GIVEN REQUEST ▸
Print all of the data exactly.
--- BEGIN ---
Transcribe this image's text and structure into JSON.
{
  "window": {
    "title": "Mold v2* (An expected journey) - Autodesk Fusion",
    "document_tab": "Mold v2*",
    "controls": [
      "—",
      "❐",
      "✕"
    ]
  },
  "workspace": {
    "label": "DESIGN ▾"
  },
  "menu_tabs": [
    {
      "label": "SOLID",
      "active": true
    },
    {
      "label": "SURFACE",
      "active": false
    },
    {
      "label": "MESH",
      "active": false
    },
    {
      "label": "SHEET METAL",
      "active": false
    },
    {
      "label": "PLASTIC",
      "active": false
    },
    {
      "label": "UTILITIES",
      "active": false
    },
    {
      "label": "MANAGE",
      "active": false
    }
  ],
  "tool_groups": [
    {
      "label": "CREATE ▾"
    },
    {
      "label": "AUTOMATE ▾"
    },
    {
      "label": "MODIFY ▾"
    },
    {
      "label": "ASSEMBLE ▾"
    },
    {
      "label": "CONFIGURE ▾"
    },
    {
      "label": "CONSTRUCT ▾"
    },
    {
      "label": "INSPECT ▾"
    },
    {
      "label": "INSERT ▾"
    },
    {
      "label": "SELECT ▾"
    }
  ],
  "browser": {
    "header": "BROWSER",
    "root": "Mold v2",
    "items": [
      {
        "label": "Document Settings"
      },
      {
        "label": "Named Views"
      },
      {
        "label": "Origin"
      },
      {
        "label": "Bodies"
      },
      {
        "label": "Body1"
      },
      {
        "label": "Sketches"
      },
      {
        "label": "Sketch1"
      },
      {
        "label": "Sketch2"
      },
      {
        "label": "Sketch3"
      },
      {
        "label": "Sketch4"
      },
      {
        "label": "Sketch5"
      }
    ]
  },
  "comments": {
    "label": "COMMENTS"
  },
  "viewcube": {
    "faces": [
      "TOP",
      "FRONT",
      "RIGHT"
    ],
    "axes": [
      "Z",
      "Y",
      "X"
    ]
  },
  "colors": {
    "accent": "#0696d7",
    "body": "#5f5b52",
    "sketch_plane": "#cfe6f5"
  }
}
--- END ---
OUTPUT ▸
Transcribe this image's text and structure into JSON.
{
  "window": {
    "title": "Mold v2* (An expected journey) - Autodesk Fusion",
    "document_tab": "Mold v2*",
    "controls": [
      "—",
      "❐",
      "✕"
    ]
  },
  "workspace": {
    "label": "DESIGN ▾"
  },
  "menu_tabs": [
    {
      "label": "SOLID",
      "active": true
    },
    {
      "label": "SURFACE",
      "active": false
    },
    {
      "label": "MESH",
      "active": false
    },
    {
      "label": "SHEET METAL",
      "active": false
    },
    {
      "label": "PLASTIC",
      "active": false
    },
    {
      "label": "UTILITIES",
      "active": false
    },
    {
      "label": "MANAGE",
      "active": false
    }
  ],
  "tool_groups": [
    {
      "label": "CREATE ▾"
    },
    {
      "label": "AUTOMATE ▾"
    },
    {
      "label": "MODIFY ▾"
    },
    {
      "label": "ASSEMBLE ▾"
    },
    {
      "label": "CONFIGURE ▾"
    },
    {
      "label": "CONSTRUCT ▾"
    },
    {
      "label": "INSPECT ▾"
    },
    {
      "label": "INSERT ▾"
    },
    {
      "label": "SELECT ▾"
    }
  ],
  "browser": {
    "header": "BROWSER",
    "root": "Mold v2",
    "items": [
      {
        "label": "Document Settings"
      },
      {
        "label": "Named Views"
      },
      {
        "label": "Origin"
      },
      {
        "label": "Bodies"
      },
      {
        "label": "Body1"
      },
      {
        "label": "Sketches"
      },
      {
        "label": "Sketch1"
      },
      {
        "label": "Sketch2"
      },
      {
        "label": "Sketch3"
      },
      {
        "label": "Sketch4"
      },
      {
        "label": "Sketch5"
      }
    ]
  },
  "comments": {
    "label": "COMMENTS"
  },
  "viewcube": {
    "faces": [
      "TOP",
      "FRONT",
      "RIGHT"
    ],
    "axes": [
      "Z",
      "Y",
      "X"
    ]
  },
  "colors": {
    "accent": "#0696d7",
    "body": "#5f5b52",
    "sketch_plane": "#cfe6f5"
  }
}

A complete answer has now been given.